● **What is expected**
Find the lines holding "JSON" and copy them.

* * * *

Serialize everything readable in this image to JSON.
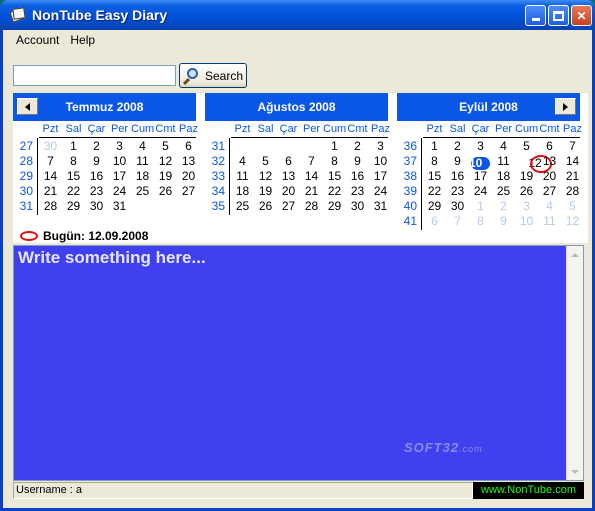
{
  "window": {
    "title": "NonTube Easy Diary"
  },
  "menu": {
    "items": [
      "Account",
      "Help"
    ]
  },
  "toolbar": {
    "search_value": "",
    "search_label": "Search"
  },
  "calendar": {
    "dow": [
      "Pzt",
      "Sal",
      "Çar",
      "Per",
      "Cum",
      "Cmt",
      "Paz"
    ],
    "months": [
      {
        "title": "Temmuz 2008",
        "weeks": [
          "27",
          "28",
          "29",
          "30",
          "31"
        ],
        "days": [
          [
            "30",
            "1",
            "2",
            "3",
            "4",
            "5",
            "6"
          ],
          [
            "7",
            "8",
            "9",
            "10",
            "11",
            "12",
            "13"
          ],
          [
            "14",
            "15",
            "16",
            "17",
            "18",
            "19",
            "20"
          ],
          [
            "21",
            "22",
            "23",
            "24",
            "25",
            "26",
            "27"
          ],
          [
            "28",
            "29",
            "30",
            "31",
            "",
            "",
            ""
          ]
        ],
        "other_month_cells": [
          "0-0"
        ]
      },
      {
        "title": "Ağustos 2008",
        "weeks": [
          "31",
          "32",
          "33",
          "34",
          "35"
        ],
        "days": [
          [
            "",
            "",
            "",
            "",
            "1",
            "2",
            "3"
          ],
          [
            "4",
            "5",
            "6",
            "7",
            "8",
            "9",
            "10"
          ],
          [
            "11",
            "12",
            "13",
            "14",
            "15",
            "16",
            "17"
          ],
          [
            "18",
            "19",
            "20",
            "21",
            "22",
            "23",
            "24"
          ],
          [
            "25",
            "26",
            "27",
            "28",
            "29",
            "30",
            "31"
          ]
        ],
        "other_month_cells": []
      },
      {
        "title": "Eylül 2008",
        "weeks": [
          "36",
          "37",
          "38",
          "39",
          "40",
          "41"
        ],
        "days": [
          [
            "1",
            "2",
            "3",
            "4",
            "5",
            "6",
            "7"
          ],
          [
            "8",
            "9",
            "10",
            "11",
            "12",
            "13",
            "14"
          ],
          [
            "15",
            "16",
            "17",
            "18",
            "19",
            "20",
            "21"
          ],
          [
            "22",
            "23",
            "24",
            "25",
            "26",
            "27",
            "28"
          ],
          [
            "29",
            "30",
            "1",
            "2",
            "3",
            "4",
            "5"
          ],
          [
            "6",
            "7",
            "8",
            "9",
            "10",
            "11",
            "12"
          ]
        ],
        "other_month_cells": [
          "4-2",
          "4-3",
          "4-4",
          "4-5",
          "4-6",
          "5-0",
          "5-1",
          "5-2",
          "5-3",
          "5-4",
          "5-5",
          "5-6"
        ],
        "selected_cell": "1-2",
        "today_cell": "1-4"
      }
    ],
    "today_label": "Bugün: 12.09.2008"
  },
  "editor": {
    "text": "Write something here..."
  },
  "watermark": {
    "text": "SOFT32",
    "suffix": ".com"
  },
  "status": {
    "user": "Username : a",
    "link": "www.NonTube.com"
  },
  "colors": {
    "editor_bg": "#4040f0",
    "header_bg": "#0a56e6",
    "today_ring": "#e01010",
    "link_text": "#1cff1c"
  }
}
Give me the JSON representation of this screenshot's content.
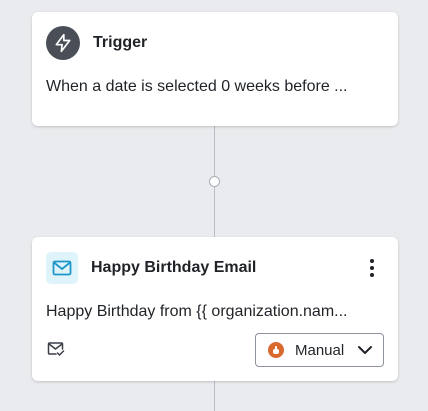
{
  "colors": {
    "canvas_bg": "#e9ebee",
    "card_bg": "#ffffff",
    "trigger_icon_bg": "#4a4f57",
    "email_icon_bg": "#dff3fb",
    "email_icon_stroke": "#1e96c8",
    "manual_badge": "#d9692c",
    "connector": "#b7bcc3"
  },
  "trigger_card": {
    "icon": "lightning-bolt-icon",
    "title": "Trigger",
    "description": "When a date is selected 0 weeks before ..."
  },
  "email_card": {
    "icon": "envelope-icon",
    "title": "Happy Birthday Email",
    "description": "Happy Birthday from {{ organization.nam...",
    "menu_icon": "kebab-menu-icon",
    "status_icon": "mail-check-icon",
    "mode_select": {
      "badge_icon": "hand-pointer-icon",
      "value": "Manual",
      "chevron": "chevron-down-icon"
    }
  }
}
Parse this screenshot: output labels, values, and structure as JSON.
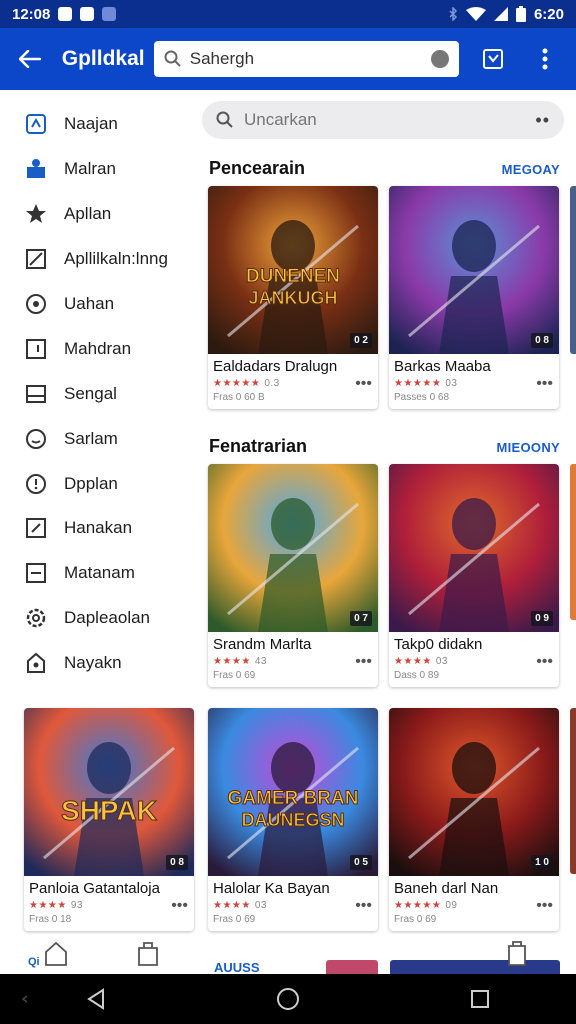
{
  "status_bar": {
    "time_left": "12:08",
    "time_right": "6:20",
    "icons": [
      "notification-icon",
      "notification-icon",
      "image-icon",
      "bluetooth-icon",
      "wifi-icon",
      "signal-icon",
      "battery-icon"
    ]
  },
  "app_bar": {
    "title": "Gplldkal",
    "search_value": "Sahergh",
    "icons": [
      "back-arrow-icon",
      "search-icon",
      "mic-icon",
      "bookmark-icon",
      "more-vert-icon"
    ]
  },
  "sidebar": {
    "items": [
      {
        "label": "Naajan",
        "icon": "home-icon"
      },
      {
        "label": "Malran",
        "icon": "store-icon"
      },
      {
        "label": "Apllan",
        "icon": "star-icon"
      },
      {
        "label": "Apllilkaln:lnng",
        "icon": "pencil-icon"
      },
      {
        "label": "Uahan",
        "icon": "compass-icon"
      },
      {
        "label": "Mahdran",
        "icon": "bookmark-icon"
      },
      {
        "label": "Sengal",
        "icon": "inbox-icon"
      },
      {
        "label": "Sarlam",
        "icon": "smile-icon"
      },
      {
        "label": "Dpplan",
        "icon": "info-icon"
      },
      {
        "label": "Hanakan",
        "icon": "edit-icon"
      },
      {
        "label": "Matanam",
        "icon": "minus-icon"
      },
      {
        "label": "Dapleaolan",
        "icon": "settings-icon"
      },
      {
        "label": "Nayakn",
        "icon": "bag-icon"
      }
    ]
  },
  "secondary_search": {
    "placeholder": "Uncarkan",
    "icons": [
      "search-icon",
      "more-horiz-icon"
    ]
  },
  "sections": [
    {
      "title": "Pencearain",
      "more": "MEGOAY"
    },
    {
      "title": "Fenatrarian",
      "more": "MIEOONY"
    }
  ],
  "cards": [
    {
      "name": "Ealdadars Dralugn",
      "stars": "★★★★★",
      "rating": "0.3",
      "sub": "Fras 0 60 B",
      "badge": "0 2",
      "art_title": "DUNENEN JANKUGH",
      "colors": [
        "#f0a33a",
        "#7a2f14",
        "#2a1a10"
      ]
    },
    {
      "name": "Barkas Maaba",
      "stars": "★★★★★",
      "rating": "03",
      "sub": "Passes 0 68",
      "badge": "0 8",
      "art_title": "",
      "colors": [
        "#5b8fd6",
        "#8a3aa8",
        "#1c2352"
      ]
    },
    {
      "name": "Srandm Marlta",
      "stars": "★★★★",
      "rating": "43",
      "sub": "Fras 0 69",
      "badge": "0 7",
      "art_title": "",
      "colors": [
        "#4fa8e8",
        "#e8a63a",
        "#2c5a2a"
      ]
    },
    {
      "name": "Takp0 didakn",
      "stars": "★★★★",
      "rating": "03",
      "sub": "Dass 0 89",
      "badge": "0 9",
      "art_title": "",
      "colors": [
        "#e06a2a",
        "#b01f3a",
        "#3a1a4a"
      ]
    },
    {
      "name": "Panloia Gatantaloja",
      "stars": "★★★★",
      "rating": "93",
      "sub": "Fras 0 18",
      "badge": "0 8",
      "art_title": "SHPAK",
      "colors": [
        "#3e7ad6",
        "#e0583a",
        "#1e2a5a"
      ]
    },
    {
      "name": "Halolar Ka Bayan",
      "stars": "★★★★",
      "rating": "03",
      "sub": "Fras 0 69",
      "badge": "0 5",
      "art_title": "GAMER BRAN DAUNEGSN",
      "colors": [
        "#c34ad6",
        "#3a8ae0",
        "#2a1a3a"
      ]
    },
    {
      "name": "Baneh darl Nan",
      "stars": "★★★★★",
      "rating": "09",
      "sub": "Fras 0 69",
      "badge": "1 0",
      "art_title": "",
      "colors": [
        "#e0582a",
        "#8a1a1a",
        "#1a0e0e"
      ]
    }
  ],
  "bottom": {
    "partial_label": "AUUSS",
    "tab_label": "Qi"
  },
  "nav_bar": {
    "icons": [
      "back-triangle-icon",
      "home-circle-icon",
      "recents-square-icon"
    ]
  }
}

* * * *

● **The answer**
Serialize everything readable in this image to JSON.
Give me the JSON representation of this screenshot's content.
Parse this screenshot: output labels, values, and structure as JSON.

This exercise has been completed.